-- Start Material for this exercise --
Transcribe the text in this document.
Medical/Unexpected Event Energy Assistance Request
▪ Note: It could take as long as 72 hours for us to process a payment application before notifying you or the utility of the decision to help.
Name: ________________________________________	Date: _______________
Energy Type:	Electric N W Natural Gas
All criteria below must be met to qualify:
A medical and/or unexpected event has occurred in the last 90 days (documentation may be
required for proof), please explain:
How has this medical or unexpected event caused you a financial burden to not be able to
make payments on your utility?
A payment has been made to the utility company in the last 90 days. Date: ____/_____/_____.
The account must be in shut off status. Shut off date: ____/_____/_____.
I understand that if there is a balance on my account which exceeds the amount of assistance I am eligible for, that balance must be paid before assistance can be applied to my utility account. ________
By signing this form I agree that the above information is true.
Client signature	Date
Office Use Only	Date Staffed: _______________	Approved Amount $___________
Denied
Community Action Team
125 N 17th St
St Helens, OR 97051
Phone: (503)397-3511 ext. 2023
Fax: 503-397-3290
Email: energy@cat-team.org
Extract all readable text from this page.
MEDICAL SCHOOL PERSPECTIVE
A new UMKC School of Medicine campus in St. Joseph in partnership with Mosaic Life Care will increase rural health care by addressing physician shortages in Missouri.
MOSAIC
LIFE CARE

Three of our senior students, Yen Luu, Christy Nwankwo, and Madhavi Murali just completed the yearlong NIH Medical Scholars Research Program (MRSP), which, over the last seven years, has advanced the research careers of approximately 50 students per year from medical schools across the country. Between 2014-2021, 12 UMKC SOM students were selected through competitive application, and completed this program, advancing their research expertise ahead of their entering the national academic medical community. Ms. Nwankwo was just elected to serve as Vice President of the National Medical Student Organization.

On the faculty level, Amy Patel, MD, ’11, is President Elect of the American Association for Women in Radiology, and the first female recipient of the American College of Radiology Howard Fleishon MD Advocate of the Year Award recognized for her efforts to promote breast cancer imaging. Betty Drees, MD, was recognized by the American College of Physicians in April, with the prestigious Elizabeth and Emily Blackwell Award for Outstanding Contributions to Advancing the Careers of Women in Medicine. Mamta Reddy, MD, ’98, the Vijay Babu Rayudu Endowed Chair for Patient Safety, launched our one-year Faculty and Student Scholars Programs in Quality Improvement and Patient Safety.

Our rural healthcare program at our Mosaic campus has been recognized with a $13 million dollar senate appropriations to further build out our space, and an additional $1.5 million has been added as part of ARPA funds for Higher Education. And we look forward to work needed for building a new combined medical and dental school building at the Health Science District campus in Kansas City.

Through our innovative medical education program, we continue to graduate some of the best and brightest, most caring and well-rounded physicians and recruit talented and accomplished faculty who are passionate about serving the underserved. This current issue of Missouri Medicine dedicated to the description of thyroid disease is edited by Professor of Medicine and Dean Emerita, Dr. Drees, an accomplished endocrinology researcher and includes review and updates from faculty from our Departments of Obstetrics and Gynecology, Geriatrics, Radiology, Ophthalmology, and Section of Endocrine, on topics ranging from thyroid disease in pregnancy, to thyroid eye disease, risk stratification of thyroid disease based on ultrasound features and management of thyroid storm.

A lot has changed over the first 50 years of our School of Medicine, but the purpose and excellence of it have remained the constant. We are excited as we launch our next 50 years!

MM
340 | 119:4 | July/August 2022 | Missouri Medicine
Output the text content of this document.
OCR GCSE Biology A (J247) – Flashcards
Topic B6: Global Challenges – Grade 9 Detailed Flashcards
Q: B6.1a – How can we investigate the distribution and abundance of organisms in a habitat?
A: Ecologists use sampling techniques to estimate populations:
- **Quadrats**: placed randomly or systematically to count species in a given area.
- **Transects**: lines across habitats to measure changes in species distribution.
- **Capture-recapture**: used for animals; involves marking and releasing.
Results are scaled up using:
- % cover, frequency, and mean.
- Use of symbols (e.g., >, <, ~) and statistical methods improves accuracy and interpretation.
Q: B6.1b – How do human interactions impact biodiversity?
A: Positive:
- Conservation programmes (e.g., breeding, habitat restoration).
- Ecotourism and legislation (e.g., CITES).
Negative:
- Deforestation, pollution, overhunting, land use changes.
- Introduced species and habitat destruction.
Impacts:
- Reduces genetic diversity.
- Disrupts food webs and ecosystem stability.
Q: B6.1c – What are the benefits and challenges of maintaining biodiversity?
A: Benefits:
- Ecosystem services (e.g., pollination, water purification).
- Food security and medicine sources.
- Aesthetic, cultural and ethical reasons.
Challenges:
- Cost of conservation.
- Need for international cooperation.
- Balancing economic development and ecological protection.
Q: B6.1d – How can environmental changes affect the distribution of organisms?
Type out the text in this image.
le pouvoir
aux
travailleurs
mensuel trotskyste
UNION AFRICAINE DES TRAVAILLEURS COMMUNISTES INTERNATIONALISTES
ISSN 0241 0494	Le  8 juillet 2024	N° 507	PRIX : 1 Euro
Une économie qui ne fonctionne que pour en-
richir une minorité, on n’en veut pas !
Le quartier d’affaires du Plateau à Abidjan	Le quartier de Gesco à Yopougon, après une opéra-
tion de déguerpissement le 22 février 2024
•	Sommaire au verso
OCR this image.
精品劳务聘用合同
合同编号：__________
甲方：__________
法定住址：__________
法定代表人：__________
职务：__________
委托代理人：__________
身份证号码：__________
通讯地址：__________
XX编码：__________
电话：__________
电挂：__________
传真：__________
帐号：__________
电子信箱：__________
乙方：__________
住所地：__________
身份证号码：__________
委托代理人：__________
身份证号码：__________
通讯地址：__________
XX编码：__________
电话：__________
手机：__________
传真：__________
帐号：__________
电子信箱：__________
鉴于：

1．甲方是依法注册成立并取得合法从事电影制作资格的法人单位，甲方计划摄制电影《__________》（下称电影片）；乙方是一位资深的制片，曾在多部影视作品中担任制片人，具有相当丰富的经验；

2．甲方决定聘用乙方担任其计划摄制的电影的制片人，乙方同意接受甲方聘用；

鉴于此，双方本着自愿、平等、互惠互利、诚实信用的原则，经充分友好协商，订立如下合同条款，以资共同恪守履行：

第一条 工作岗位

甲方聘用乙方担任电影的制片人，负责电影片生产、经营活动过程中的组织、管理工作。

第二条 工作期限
-- End Material for this exercise --
(Problem to work on): Take the listing above and set it down exactly.

(Answer to the problem):
Transcribe the text in this document.
Medical/Unexpected Event Energy Assistance Request
▪ Note: It could take as long as 72 hours for us to process a payment application before notifying you or the utility of the decision to help.
Name: ________________________________________	Date: _______________
Energy Type:	Electric N W Natural Gas
All criteria below must be met to qualify:
A medical and/or unexpected event has occurred in the last 90 days (documentation may be
required for proof), please explain:
How has this medical or unexpected event caused you a financial burden to not be able to
make payments on your utility?
A payment has been made to the utility company in the last 90 days. Date: ____/_____/_____.
The account must be in shut off status. Shut off date: ____/_____/_____.
I understand that if there is a balance on my account which exceeds the amount of assistance I am eligible for, that balance must be paid before assistance can be applied to my utility account. ________
By signing this form I agree that the above information is true.
Client signature	Date
Office Use Only	Date Staffed: _______________	Approved Amount $___________
Denied
Community Action Team
125 N 17th St
St Helens, OR 97051
Phone: (503)397-3511 ext. 2023
Fax: 503-397-3290
Email: energy@cat-team.org
Extract all readable text from this page.
MEDICAL SCHOOL PERSPECTIVE
A new UMKC School of Medicine campus in St. Joseph in partnership with Mosaic Life Care will increase rural health care by addressing physician shortages in Missouri.
MOSAIC
LIFE CARE

Three of our senior students, Yen Luu, Christy Nwankwo, and Madhavi Murali just completed the yearlong NIH Medical Scholars Research Program (MRSP), which, over the last seven years, has advanced the research careers of approximately 50 students per year from medical schools across the country. Between 2014-2021, 12 UMKC SOM students were selected through competitive application, and completed this program, advancing their research expertise ahead of their entering the national academic medical community. Ms. Nwankwo was just elected to serve as Vice President of the National Medical Student Organization.

On the faculty level, Amy Patel, MD, ’11, is President Elect of the American Association for Women in Radiology, and the first female recipient of the American College of Radiology Howard Fleishon MD Advocate of the Year Award recognized for her efforts to promote breast cancer imaging. Betty Drees, MD, was recognized by the American College of Physicians in April, with the prestigious Elizabeth and Emily Blackwell Award for Outstanding Contributions to Advancing the Careers of Women in Medicine. Mamta Reddy, MD, ’98, the Vijay Babu Rayudu Endowed Chair for Patient Safety, launched our one-year Faculty and Student Scholars Programs in Quality Improvement and Patient Safety.

Our rural healthcare program at our Mosaic campus has been recognized with a $13 million dollar senate appropriations to further build out our space, and an additional $1.5 million has been added as part of ARPA funds for Higher Education. And we look forward to work needed for building a new combined medical and dental school building at the Health Science District campus in Kansas City.

Through our innovative medical education program, we continue to graduate some of the best and brightest, most caring and well-rounded physicians and recruit talented and accomplished faculty who are passionate about serving the underserved. This current issue of Missouri Medicine dedicated to the description of thyroid disease is edited by Professor of Medicine and Dean Emerita, Dr. Drees, an accomplished endocrinology researcher and includes review and updates from faculty from our Departments of Obstetrics and Gynecology, Geriatrics, Radiology, Ophthalmology, and Section of Endocrine, on topics ranging from thyroid disease in pregnancy, to thyroid eye disease, risk stratification of thyroid disease based on ultrasound features and management of thyroid storm.

A lot has changed over the first 50 years of our School of Medicine, but the purpose and excellence of it have remained the constant. We are excited as we launch our next 50 years!

MM
340 | 119:4 | July/August 2022 | Missouri Medicine
Output the text content of this document.
OCR GCSE Biology A (J247) – Flashcards
Topic B6: Global Challenges – Grade 9 Detailed Flashcards
Q: B6.1a – How can we investigate the distribution and abundance of organisms in a habitat?
A: Ecologists use sampling techniques to estimate populations:
- **Quadrats**: placed randomly or systematically to count species in a given area.
- **Transects**: lines across habitats to measure changes in species distribution.
- **Capture-recapture**: used for animals; involves marking and releasing.
Results are scaled up using:
- % cover, frequency, and mean.
- Use of symbols (e.g., >, <, ~) and statistical methods improves accuracy and interpretation.
Q: B6.1b – How do human interactions impact biodiversity?
A: Positive:
- Conservation programmes (e.g., breeding, habitat restoration).
- Ecotourism and legislation (e.g., CITES).
Negative:
- Deforestation, pollution, overhunting, land use changes.
- Introduced species and habitat destruction.
Impacts:
- Reduces genetic diversity.
- Disrupts food webs and ecosystem stability.
Q: B6.1c – What are the benefits and challenges of maintaining biodiversity?
A: Benefits:
- Ecosystem services (e.g., pollination, water purification).
- Food security and medicine sources.
- Aesthetic, cultural and ethical reasons.
Challenges:
- Cost of conservation.
- Need for international cooperation.
- Balancing economic development and ecological protection.
Q: B6.1d – How can environmental changes affect the distribution of organisms?
Type out the text in this image.
le pouvoir
aux
travailleurs
mensuel trotskyste
UNION AFRICAINE DES TRAVAILLEURS COMMUNISTES INTERNATIONALISTES
ISSN 0241 0494	Le  8 juillet 2024	N° 507	PRIX : 1 Euro
Une économie qui ne fonctionne que pour en-
richir une minorité, on n’en veut pas !
Le quartier d’affaires du Plateau à Abidjan	Le quartier de Gesco à Yopougon, après une opéra-
tion de déguerpissement le 22 février 2024
•	Sommaire au verso
OCR this image.
精品劳务聘用合同
合同编号：__________
甲方：__________
法定住址：__________
法定代表人：__________
职务：__________
委托代理人：__________
身份证号码：__________
通讯地址：__________
XX编码：__________
电话：__________
电挂：__________
传真：__________
帐号：__________
电子信箱：__________
乙方：__________
住所地：__________
身份证号码：__________
委托代理人：__________
身份证号码：__________
通讯地址：__________
XX编码：__________
电话：__________
手机：__________
传真：__________
帐号：__________
电子信箱：__________
鉴于：

1．甲方是依法注册成立并取得合法从事电影制作资格的法人单位，甲方计划摄制电影《__________》（下称电影片）；乙方是一位资深的制片，曾在多部影视作品中担任制片人，具有相当丰富的经验；

2．甲方决定聘用乙方担任其计划摄制的电影的制片人，乙方同意接受甲方聘用；

鉴于此，双方本着自愿、平等、互惠互利、诚实信用的原则，经充分友好协商，订立如下合同条款，以资共同恪守履行：

第一条 工作岗位

甲方聘用乙方担任电影的制片人，负责电影片生产、经营活动过程中的组织、管理工作。

第二条 工作期限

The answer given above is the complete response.